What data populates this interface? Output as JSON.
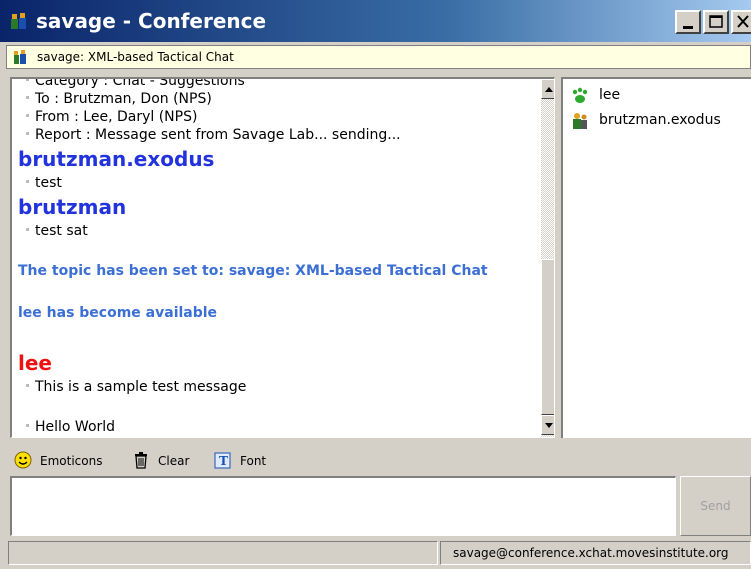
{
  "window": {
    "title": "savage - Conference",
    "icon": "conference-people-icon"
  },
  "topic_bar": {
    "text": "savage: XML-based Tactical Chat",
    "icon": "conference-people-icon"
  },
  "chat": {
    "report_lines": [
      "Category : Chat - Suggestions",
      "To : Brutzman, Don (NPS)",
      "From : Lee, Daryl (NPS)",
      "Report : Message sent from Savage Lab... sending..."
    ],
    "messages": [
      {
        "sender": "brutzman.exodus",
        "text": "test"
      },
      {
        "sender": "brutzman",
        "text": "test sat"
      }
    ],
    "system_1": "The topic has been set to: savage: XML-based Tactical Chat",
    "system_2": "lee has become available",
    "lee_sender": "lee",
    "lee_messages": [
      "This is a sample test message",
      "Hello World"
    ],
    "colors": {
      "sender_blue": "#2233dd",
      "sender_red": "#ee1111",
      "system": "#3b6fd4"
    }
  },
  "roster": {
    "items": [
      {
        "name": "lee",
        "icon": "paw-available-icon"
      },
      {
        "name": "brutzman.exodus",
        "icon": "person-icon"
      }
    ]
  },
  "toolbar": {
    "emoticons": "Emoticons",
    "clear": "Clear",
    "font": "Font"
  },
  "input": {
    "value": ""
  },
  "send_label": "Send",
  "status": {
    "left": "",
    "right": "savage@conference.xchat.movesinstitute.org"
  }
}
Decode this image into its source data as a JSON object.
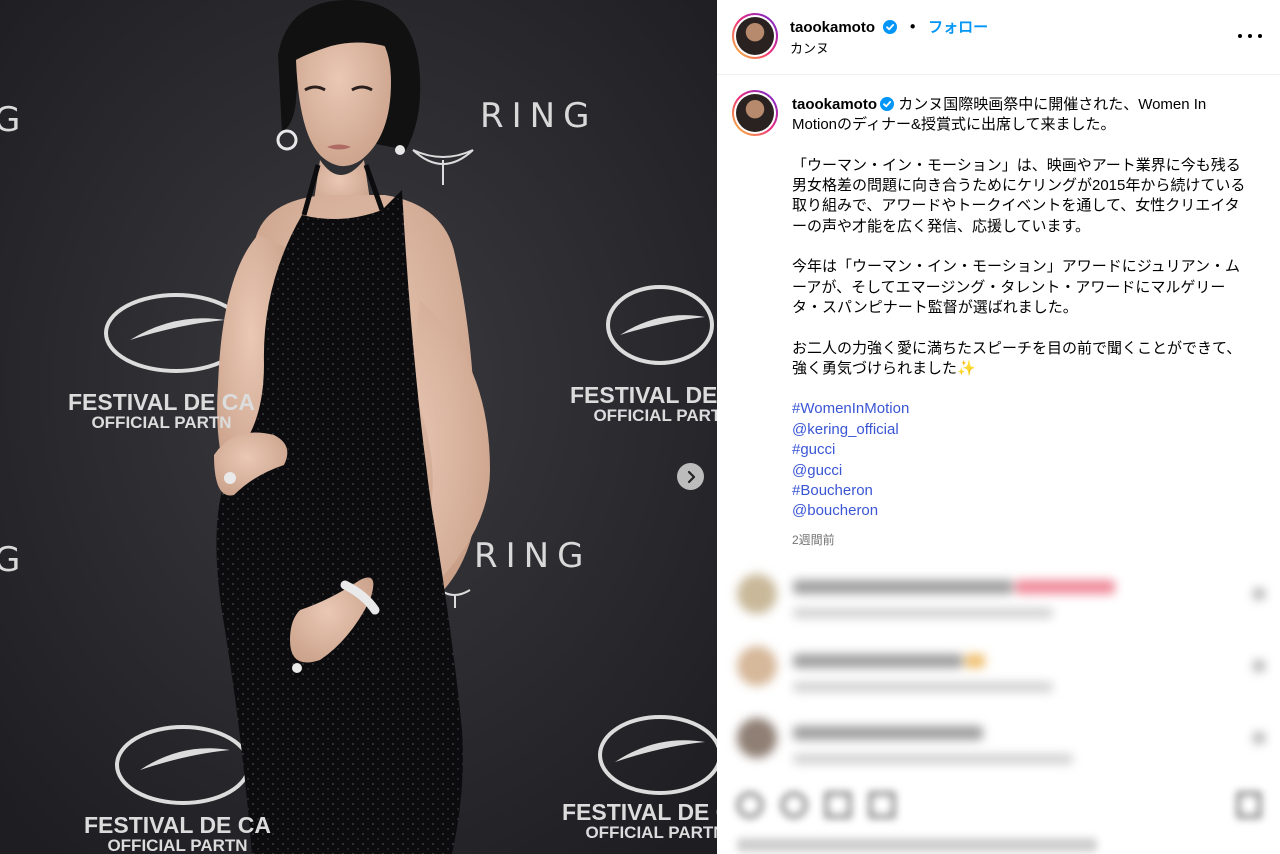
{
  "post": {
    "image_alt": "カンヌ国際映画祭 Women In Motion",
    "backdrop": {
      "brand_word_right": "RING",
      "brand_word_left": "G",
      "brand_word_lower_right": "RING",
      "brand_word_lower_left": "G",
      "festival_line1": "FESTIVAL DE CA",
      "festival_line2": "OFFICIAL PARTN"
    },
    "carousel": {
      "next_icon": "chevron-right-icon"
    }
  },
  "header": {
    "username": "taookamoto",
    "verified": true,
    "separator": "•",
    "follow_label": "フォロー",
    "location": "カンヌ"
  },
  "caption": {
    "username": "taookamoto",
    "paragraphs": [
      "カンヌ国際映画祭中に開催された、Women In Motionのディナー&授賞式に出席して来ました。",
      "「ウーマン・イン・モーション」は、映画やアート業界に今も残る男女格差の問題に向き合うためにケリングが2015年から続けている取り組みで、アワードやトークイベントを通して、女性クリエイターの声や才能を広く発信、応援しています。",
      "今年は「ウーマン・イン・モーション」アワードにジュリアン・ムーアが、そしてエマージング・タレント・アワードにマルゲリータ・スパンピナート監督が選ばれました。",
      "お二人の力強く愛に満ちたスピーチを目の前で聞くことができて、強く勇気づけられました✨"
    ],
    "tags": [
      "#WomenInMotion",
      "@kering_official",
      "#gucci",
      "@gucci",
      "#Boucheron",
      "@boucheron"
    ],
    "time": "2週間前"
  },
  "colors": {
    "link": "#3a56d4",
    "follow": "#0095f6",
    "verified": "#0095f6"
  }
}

============

- GIVEN TASK
Give every record back exactly as it reads, with no images.

- WRITTEN ANSWER
What data populates this interface? Output as JSON.
{
  "window": {
    "title": "savage - Conference",
    "icon": "conference-people-icon"
  },
  "topic_bar": {
    "text": "savage: XML-based Tactical Chat",
    "icon": "conference-people-icon"
  },
  "chat": {
    "report_lines": [
      "Category : Chat - Suggestions",
      "To : Brutzman, Don (NPS)",
      "From : Lee, Daryl (NPS)",
      "Report : Message sent from Savage Lab... sending..."
    ],
    "messages": [
      {
        "sender": "brutzman.exodus",
        "text": "test"
      },
      {
        "sender": "brutzman",
        "text": "test sat"
      }
    ],
    "system_1": "The topic has been set to: savage: XML-based Tactical Chat",
    "system_2": "lee has become available",
    "lee_sender": "lee",
    "lee_messages": [
      "This is a sample test message",
      "Hello World"
    ],
    "colors": {
      "sender_blue": "#2233dd",
      "sender_red": "#ee1111",
      "system": "#3b6fd4"
    }
  },
  "roster": {
    "items": [
      {
        "name": "lee",
        "icon": "paw-available-icon"
      },
      {
        "name": "brutzman.exodus",
        "icon": "person-icon"
      }
    ]
  },
  "toolbar": {
    "emoticons": "Emoticons",
    "clear": "Clear",
    "font": "Font"
  },
  "input": {
    "value": ""
  },
  "send_label": "Send",
  "status": {
    "left": "",
    "right": "savage@conference.xchat.movesinstitute.org"
  }
}
Decode this image into its source data as a JSON object.
{
  "post": {
    "image_alt": "カンヌ国際映画祭 Women In Motion",
    "backdrop": {
      "brand_word_right": "RING",
      "brand_word_left": "G",
      "brand_word_lower_right": "RING",
      "brand_word_lower_left": "G",
      "festival_line1": "FESTIVAL DE CA",
      "festival_line2": "OFFICIAL PARTN"
    },
    "carousel": {
      "next_icon": "chevron-right-icon"
    }
  },
  "header": {
    "username": "taookamoto",
    "verified": true,
    "separator": "•",
    "follow_label": "フォロー",
    "location": "カンヌ"
  },
  "caption": {
    "username": "taookamoto",
    "paragraphs": [
      "カンヌ国際映画祭中に開催された、Women In Motionのディナー&授賞式に出席して来ました。",
      "「ウーマン・イン・モーション」は、映画やアート業界に今も残る男女格差の問題に向き合うためにケリングが2015年から続けている取り組みで、アワードやトークイベントを通して、女性クリエイターの声や才能を広く発信、応援しています。",
      "今年は「ウーマン・イン・モーション」アワードにジュリアン・ムーアが、そしてエマージング・タレント・アワードにマルゲリータ・スパンピナート監督が選ばれました。",
      "お二人の力強く愛に満ちたスピーチを目の前で聞くことができて、強く勇気づけられました✨"
    ],
    "tags": [
      "#WomenInMotion",
      "@kering_official",
      "#gucci",
      "@gucci",
      "#Boucheron",
      "@boucheron"
    ],
    "time": "2週間前"
  },
  "colors": {
    "link": "#3a56d4",
    "follow": "#0095f6",
    "verified": "#0095f6"
  }
}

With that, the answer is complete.